----- Source records -----

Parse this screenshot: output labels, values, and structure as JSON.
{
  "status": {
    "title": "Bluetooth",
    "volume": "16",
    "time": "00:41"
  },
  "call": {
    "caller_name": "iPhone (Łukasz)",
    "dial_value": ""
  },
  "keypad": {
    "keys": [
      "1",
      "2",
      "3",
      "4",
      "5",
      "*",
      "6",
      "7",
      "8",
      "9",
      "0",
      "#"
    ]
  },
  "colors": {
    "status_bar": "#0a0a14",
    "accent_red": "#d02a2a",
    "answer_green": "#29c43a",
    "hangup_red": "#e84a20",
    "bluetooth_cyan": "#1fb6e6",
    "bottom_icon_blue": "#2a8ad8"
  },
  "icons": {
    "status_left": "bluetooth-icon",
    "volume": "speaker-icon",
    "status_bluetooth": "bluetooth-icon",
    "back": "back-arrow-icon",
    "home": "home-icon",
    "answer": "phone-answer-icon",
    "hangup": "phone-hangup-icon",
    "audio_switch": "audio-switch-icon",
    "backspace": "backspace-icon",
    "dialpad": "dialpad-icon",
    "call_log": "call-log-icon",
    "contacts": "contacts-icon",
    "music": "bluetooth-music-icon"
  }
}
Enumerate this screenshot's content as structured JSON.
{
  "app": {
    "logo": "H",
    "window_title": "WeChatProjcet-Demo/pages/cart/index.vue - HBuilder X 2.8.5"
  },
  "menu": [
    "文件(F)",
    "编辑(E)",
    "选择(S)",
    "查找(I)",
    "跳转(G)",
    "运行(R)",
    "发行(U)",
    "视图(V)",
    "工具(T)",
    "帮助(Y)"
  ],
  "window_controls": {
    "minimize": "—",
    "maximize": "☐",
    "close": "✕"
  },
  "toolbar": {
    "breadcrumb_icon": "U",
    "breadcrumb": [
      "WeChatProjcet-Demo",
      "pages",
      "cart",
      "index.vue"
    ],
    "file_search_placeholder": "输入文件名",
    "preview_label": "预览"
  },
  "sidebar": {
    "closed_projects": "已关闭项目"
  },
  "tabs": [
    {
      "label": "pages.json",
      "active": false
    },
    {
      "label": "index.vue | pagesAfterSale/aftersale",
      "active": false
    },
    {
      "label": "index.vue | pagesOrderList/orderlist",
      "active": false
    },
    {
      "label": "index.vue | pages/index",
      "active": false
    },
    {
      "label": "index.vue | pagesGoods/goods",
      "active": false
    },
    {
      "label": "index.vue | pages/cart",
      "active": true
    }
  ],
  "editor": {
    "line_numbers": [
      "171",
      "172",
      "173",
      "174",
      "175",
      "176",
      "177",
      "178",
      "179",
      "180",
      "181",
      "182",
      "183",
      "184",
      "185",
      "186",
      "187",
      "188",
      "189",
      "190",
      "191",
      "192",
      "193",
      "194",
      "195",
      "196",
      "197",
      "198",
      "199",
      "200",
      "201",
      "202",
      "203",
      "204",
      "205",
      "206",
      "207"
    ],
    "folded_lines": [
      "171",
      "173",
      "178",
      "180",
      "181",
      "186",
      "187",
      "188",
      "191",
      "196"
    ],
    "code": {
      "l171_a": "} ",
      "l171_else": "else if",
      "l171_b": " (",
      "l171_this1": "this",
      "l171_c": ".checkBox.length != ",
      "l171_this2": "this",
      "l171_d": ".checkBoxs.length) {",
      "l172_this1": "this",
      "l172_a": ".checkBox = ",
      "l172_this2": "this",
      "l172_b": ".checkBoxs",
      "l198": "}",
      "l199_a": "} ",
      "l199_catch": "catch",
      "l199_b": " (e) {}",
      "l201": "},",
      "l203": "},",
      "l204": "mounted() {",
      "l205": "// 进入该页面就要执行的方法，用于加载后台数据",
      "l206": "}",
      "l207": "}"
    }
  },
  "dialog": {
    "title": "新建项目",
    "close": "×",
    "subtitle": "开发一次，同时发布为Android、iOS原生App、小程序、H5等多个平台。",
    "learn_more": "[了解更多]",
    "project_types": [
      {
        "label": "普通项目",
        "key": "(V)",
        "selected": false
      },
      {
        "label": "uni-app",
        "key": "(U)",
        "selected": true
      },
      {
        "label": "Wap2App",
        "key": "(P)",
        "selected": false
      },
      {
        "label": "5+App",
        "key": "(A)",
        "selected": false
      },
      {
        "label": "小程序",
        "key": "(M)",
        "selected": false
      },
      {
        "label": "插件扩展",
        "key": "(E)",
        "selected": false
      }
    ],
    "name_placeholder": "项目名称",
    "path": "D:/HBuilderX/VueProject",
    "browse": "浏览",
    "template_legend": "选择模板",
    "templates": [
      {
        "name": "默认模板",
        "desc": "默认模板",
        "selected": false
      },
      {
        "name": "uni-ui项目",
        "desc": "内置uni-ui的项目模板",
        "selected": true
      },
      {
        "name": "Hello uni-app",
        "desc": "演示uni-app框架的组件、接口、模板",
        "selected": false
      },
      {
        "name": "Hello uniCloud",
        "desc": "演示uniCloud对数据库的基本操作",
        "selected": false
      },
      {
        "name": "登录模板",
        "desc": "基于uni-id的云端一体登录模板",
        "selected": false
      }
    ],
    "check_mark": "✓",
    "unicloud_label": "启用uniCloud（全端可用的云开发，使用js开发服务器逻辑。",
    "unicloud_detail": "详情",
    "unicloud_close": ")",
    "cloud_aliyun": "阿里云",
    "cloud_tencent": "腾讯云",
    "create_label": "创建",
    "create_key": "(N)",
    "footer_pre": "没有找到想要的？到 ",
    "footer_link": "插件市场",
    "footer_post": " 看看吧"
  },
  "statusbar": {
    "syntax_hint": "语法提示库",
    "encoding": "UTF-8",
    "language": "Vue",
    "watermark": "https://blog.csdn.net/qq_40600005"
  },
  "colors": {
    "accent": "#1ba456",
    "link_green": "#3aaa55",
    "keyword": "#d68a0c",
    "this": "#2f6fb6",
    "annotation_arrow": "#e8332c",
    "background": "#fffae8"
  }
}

-----

Instruction:
Print out the whole listing exactly as it appears.

Answer in full:
Parse this screenshot: output labels, values, and structure as JSON.
{
  "status": {
    "title": "Bluetooth",
    "volume": "16",
    "time": "00:41"
  },
  "call": {
    "caller_name": "iPhone (Łukasz)",
    "dial_value": ""
  },
  "keypad": {
    "keys": [
      "1",
      "2",
      "3",
      "4",
      "5",
      "*",
      "6",
      "7",
      "8",
      "9",
      "0",
      "#"
    ]
  },
  "colors": {
    "status_bar": "#0a0a14",
    "accent_red": "#d02a2a",
    "answer_green": "#29c43a",
    "hangup_red": "#e84a20",
    "bluetooth_cyan": "#1fb6e6",
    "bottom_icon_blue": "#2a8ad8"
  },
  "icons": {
    "status_left": "bluetooth-icon",
    "volume": "speaker-icon",
    "status_bluetooth": "bluetooth-icon",
    "back": "back-arrow-icon",
    "home": "home-icon",
    "answer": "phone-answer-icon",
    "hangup": "phone-hangup-icon",
    "audio_switch": "audio-switch-icon",
    "backspace": "backspace-icon",
    "dialpad": "dialpad-icon",
    "call_log": "call-log-icon",
    "contacts": "contacts-icon",
    "music": "bluetooth-music-icon"
  }
}
Enumerate this screenshot's content as structured JSON.
{
  "app": {
    "logo": "H",
    "window_title": "WeChatProjcet-Demo/pages/cart/index.vue - HBuilder X 2.8.5"
  },
  "menu": [
    "文件(F)",
    "编辑(E)",
    "选择(S)",
    "查找(I)",
    "跳转(G)",
    "运行(R)",
    "发行(U)",
    "视图(V)",
    "工具(T)",
    "帮助(Y)"
  ],
  "window_controls": {
    "minimize": "—",
    "maximize": "☐",
    "close": "✕"
  },
  "toolbar": {
    "breadcrumb_icon": "U",
    "breadcrumb": [
      "WeChatProjcet-Demo",
      "pages",
      "cart",
      "index.vue"
    ],
    "file_search_placeholder": "输入文件名",
    "preview_label": "预览"
  },
  "sidebar": {
    "closed_projects": "已关闭项目"
  },
  "tabs": [
    {
      "label": "pages.json",
      "active": false
    },
    {
      "label": "index.vue | pagesAfterSale/aftersale",
      "active": false
    },
    {
      "label": "index.vue | pagesOrderList/orderlist",
      "active": false
    },
    {
      "label": "index.vue | pages/index",
      "active": false
    },
    {
      "label": "index.vue | pagesGoods/goods",
      "active": false
    },
    {
      "label": "index.vue | pages/cart",
      "active": true
    }
  ],
  "editor": {
    "line_numbers": [
      "171",
      "172",
      "173",
      "174",
      "175",
      "176",
      "177",
      "178",
      "179",
      "180",
      "181",
      "182",
      "183",
      "184",
      "185",
      "186",
      "187",
      "188",
      "189",
      "190",
      "191",
      "192",
      "193",
      "194",
      "195",
      "196",
      "197",
      "198",
      "199",
      "200",
      "201",
      "202",
      "203",
      "204",
      "205",
      "206",
      "207"
    ],
    "folded_lines": [
      "171",
      "173",
      "178",
      "180",
      "181",
      "186",
      "187",
      "188",
      "191",
      "196"
    ],
    "code": {
      "l171_a": "} ",
      "l171_else": "else if",
      "l171_b": " (",
      "l171_this1": "this",
      "l171_c": ".checkBox.length != ",
      "l171_this2": "this",
      "l171_d": ".checkBoxs.length) {",
      "l172_this1": "this",
      "l172_a": ".checkBox = ",
      "l172_this2": "this",
      "l172_b": ".checkBoxs",
      "l198": "}",
      "l199_a": "} ",
      "l199_catch": "catch",
      "l199_b": " (e) {}",
      "l201": "},",
      "l203": "},",
      "l204": "mounted() {",
      "l205": "// 进入该页面就要执行的方法，用于加载后台数据",
      "l206": "}",
      "l207": "}"
    }
  },
  "dialog": {
    "title": "新建项目",
    "close": "×",
    "subtitle": "开发一次，同时发布为Android、iOS原生App、小程序、H5等多个平台。",
    "learn_more": "[了解更多]",
    "project_types": [
      {
        "label": "普通项目",
        "key": "(V)",
        "selected": false
      },
      {
        "label": "uni-app",
        "key": "(U)",
        "selected": true
      },
      {
        "label": "Wap2App",
        "key": "(P)",
        "selected": false
      },
      {
        "label": "5+App",
        "key": "(A)",
        "selected": false
      },
      {
        "label": "小程序",
        "key": "(M)",
        "selected": false
      },
      {
        "label": "插件扩展",
        "key": "(E)",
        "selected": false
      }
    ],
    "name_placeholder": "项目名称",
    "path": "D:/HBuilderX/VueProject",
    "browse": "浏览",
    "template_legend": "选择模板",
    "templates": [
      {
        "name": "默认模板",
        "desc": "默认模板",
        "selected": false
      },
      {
        "name": "uni-ui项目",
        "desc": "内置uni-ui的项目模板",
        "selected": true
      },
      {
        "name": "Hello uni-app",
        "desc": "演示uni-app框架的组件、接口、模板",
        "selected": false
      },
      {
        "name": "Hello uniCloud",
        "desc": "演示uniCloud对数据库的基本操作",
        "selected": false
      },
      {
        "name": "登录模板",
        "desc": "基于uni-id的云端一体登录模板",
        "selected": false
      }
    ],
    "check_mark": "✓",
    "unicloud_label": "启用uniCloud（全端可用的云开发，使用js开发服务器逻辑。",
    "unicloud_detail": "详情",
    "unicloud_close": ")",
    "cloud_aliyun": "阿里云",
    "cloud_tencent": "腾讯云",
    "create_label": "创建",
    "create_key": "(N)",
    "footer_pre": "没有找到想要的？到 ",
    "footer_link": "插件市场",
    "footer_post": " 看看吧"
  },
  "statusbar": {
    "syntax_hint": "语法提示库",
    "encoding": "UTF-8",
    "language": "Vue",
    "watermark": "https://blog.csdn.net/qq_40600005"
  },
  "colors": {
    "accent": "#1ba456",
    "link_green": "#3aaa55",
    "keyword": "#d68a0c",
    "this": "#2f6fb6",
    "annotation_arrow": "#e8332c",
    "background": "#fffae8"
  }
}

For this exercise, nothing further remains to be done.